SET TASK
Using the records below, locate all lines containing "right" and return them.

Dataset rows
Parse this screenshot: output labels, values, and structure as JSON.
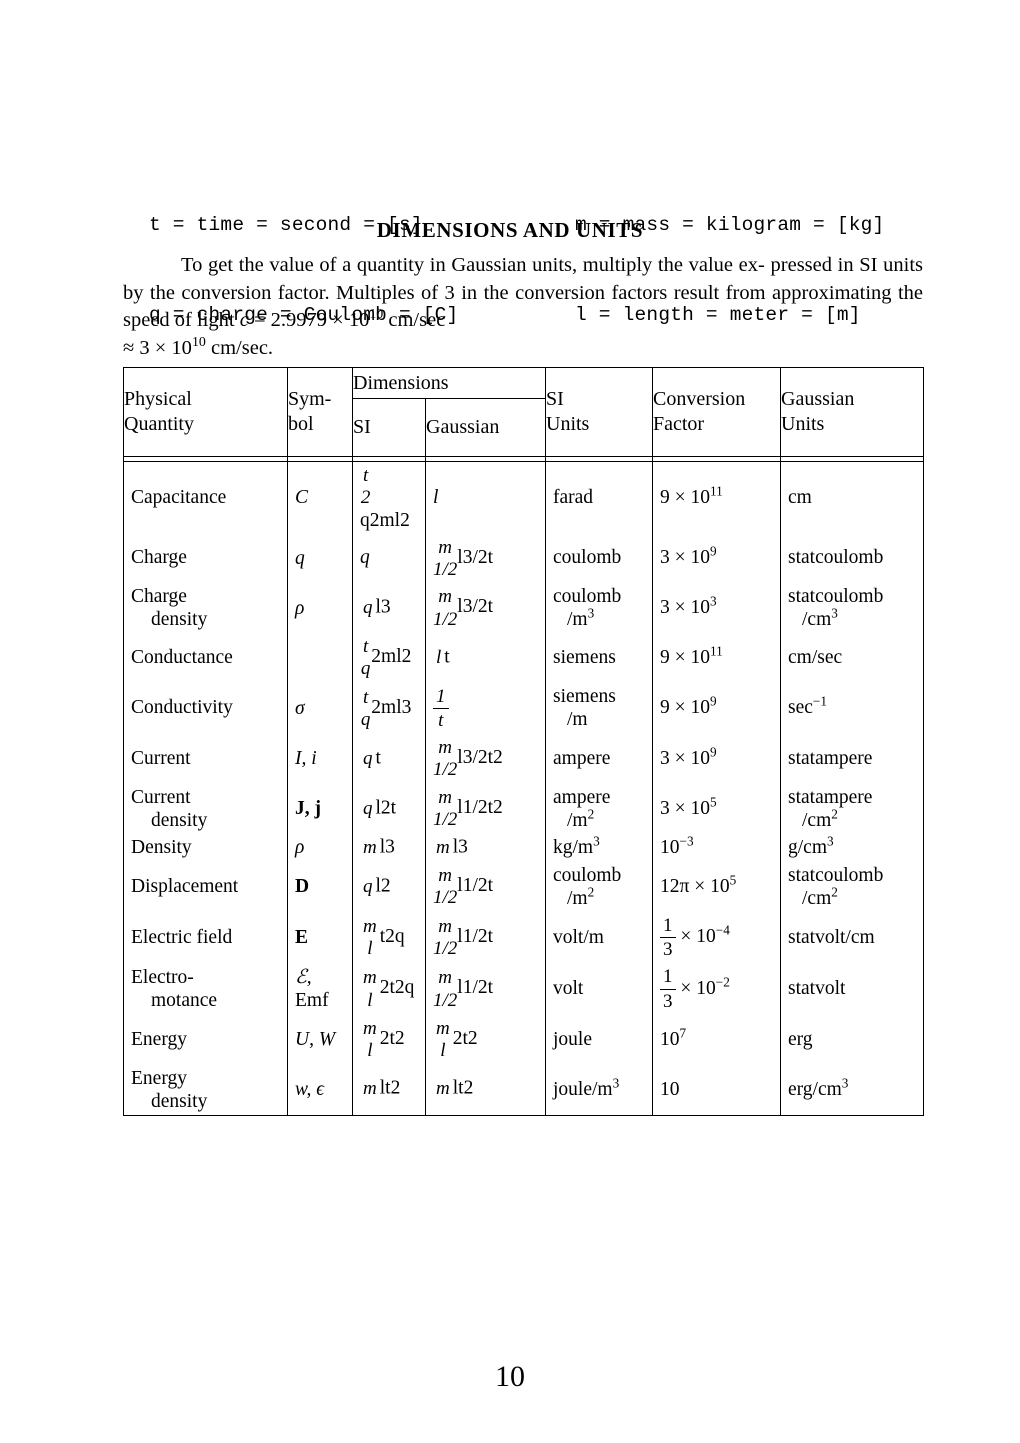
{
  "definitions": [
    {
      "left": "t = time = second = [s]",
      "right": "m = mass = kilogram = [kg]"
    },
    {
      "left": "q = charge = Coulomb = [C]",
      "right": "l = length = meter = [m]"
    }
  ],
  "section_title": "DIMENSIONS AND UNITS",
  "intro": {
    "line1": "To get the value of a quantity in Gaussian units, multiply the value ex-",
    "line2": "pressed in SI units by the conversion factor. Multiples of 3 in the conversion",
    "line3_a": "factors result from approximating the speed of light ",
    "line3_c": "c",
    "line3_eq": " = 2.9979 × 10",
    "line3_exp": "10",
    "line3_tail": " cm/sec",
    "line4_a": "≈ 3 × 10",
    "line4_exp": "10",
    "line4_tail": " cm/sec."
  },
  "table": {
    "headers": {
      "physical_quantity": [
        "Physical",
        "Quantity"
      ],
      "symbol": [
        "Sym-",
        "bol"
      ],
      "dimensions": "Dimensions",
      "si": "SI",
      "gaussian": "Gaussian",
      "si_units": [
        "SI",
        "Units"
      ],
      "conversion_factor": [
        "Conversion",
        "Factor"
      ],
      "gaussian_units": [
        "Gaussian",
        "Units"
      ]
    },
    "rows": [
      {
        "name1": "Capacitance",
        "name2": "",
        "symbol": "C",
        "symbol_style": "italic",
        "symbol2": "",
        "si_dim": {
          "kind": "frac",
          "num_base": "t",
          "num": "t²q²",
          "den": "ml²"
        },
        "ga_dim": {
          "kind": "plain",
          "text": "l"
        },
        "si_units1": "farad",
        "si_units2": "",
        "conv_mant": "9 × 10",
        "conv_exp": "11",
        "conv_frac": null,
        "gu1": "cm",
        "gu2": ""
      },
      {
        "name1": "Charge",
        "name2": "",
        "symbol": "q",
        "symbol_style": "italic",
        "symbol2": "",
        "si_dim": {
          "kind": "plain",
          "text": "q"
        },
        "ga_dim": {
          "kind": "frac",
          "num": "m^1/2 l^3/2",
          "den": "t"
        },
        "si_units1": "coulomb",
        "si_units2": "",
        "conv_mant": "3 × 10",
        "conv_exp": "9",
        "conv_frac": null,
        "gu1": "statcoulomb",
        "gu2": ""
      },
      {
        "name1": "Charge",
        "name2": "density",
        "symbol": "ρ",
        "symbol_style": "italic",
        "symbol2": "",
        "si_dim": {
          "kind": "frac",
          "num": "q",
          "den": "l³"
        },
        "ga_dim": {
          "kind": "frac",
          "num": "m^1/2",
          "den": "l^3/2 t"
        },
        "si_units1": "coulomb",
        "si_units2": "/m³",
        "conv_mant": "3 × 10",
        "conv_exp": "3",
        "conv_frac": null,
        "gu1": "statcoulomb",
        "gu2": "/cm³"
      },
      {
        "name1": "Conductance",
        "name2": "",
        "symbol": "",
        "symbol_style": "italic",
        "symbol2": "",
        "si_dim": {
          "kind": "frac",
          "num": "tq²",
          "den": "ml²"
        },
        "ga_dim": {
          "kind": "frac",
          "num": "l",
          "den": "t"
        },
        "si_units1": "siemens",
        "si_units2": "",
        "conv_mant": "9 × 10",
        "conv_exp": "11",
        "conv_frac": null,
        "gu1": "cm/sec",
        "gu2": ""
      },
      {
        "name1": "Conductivity",
        "name2": "",
        "symbol": "σ",
        "symbol_style": "italic",
        "symbol2": "",
        "si_dim": {
          "kind": "frac",
          "num": "tq²",
          "den": "ml³"
        },
        "ga_dim": {
          "kind": "frac",
          "num": "1",
          "den": "t"
        },
        "si_units1": "siemens",
        "si_units2": "/m",
        "conv_mant": "9 × 10",
        "conv_exp": "9",
        "conv_frac": null,
        "gu1": "sec⁻¹",
        "gu2": ""
      },
      {
        "name1": "Current",
        "name2": "",
        "symbol": "I, i",
        "symbol_style": "italic",
        "symbol2": "",
        "si_dim": {
          "kind": "frac",
          "num": "q",
          "den": "t"
        },
        "ga_dim": {
          "kind": "frac",
          "num": "m^1/2 l^3/2",
          "den": "t²"
        },
        "si_units1": "ampere",
        "si_units2": "",
        "conv_mant": "3 × 10",
        "conv_exp": "9",
        "conv_frac": null,
        "gu1": "statampere",
        "gu2": ""
      },
      {
        "name1": "Current",
        "name2": "density",
        "symbol": "J, j",
        "symbol_style": "bold",
        "symbol2": "",
        "si_dim": {
          "kind": "frac",
          "num": "q",
          "den": "l²t"
        },
        "ga_dim": {
          "kind": "frac",
          "num": "m^1/2",
          "den": "l^1/2 t²"
        },
        "si_units1": "ampere",
        "si_units2": "/m²",
        "conv_mant": "3 × 10",
        "conv_exp": "5",
        "conv_frac": null,
        "gu1": "statampere",
        "gu2": "/cm²"
      },
      {
        "name1": "Density",
        "name2": "",
        "symbol": "ρ",
        "symbol_style": "italic",
        "symbol2": "",
        "si_dim": {
          "kind": "frac",
          "num": "m",
          "den": "l³"
        },
        "ga_dim": {
          "kind": "frac",
          "num": "m",
          "den": "l³"
        },
        "si_units1": "kg/m³",
        "si_units2": "",
        "conv_mant": "10",
        "conv_exp": "−3",
        "conv_frac": null,
        "gu1": "g/cm³",
        "gu2": ""
      },
      {
        "name1": "Displacement",
        "name2": "",
        "symbol": "D",
        "symbol_style": "bold",
        "symbol2": "",
        "si_dim": {
          "kind": "frac",
          "num": "q",
          "den": "l²"
        },
        "ga_dim": {
          "kind": "frac",
          "num": "m^1/2",
          "den": "l^1/2 t"
        },
        "si_units1": "coulomb",
        "si_units2": "/m²",
        "conv_mant": "12π × 10",
        "conv_exp": "5",
        "conv_frac": null,
        "gu1": "statcoulomb",
        "gu2": "/cm²"
      },
      {
        "name1": "Electric field",
        "name2": "",
        "symbol": "E",
        "symbol_style": "bold",
        "symbol2": "",
        "si_dim": {
          "kind": "frac",
          "num": "ml",
          "den": "t²q"
        },
        "ga_dim": {
          "kind": "frac",
          "num": "m^1/2",
          "den": "l^1/2 t"
        },
        "si_units1": "volt/m",
        "si_units2": "",
        "conv_mant": null,
        "conv_exp": "−4",
        "conv_frac": {
          "num": "1",
          "den": "3"
        },
        "gu1": "statvolt/cm",
        "gu2": ""
      },
      {
        "name1": "Electro-",
        "name2": "motance",
        "symbol": "ℰ,",
        "symbol_style": "script",
        "symbol2": "Emf",
        "si_dim": {
          "kind": "frac",
          "num": "ml²",
          "den": "t²q"
        },
        "ga_dim": {
          "kind": "frac",
          "num": "m^1/2 l^1/2",
          "den": "t"
        },
        "si_units1": "volt",
        "si_units2": "",
        "conv_mant": null,
        "conv_exp": "−2",
        "conv_frac": {
          "num": "1",
          "den": "3"
        },
        "gu1": "statvolt",
        "gu2": ""
      },
      {
        "name1": "Energy",
        "name2": "",
        "symbol": "U, W",
        "symbol_style": "italic",
        "symbol2": "",
        "si_dim": {
          "kind": "frac",
          "num": "ml²",
          "den": "t²"
        },
        "ga_dim": {
          "kind": "frac",
          "num": "ml²",
          "den": "t²"
        },
        "si_units1": "joule",
        "si_units2": "",
        "conv_mant": "10",
        "conv_exp": "7",
        "conv_frac": null,
        "gu1": "erg",
        "gu2": ""
      },
      {
        "name1": "Energy",
        "name2": "density",
        "symbol": "w, ϵ",
        "symbol_style": "italic",
        "symbol2": "",
        "si_dim": {
          "kind": "frac",
          "num": "m",
          "den": "lt²"
        },
        "ga_dim": {
          "kind": "frac",
          "num": "m",
          "den": "lt²"
        },
        "si_units1": "joule/m³",
        "si_units2": "",
        "conv_mant": "10",
        "conv_exp": "",
        "conv_frac": null,
        "gu1": "erg/cm³",
        "gu2": ""
      }
    ]
  },
  "page_number": "10"
}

OUTPUT FOR THIS TASK
      "right": "m = mass = kilogram = [kg]"
      "right": "l = length = meter = [m]"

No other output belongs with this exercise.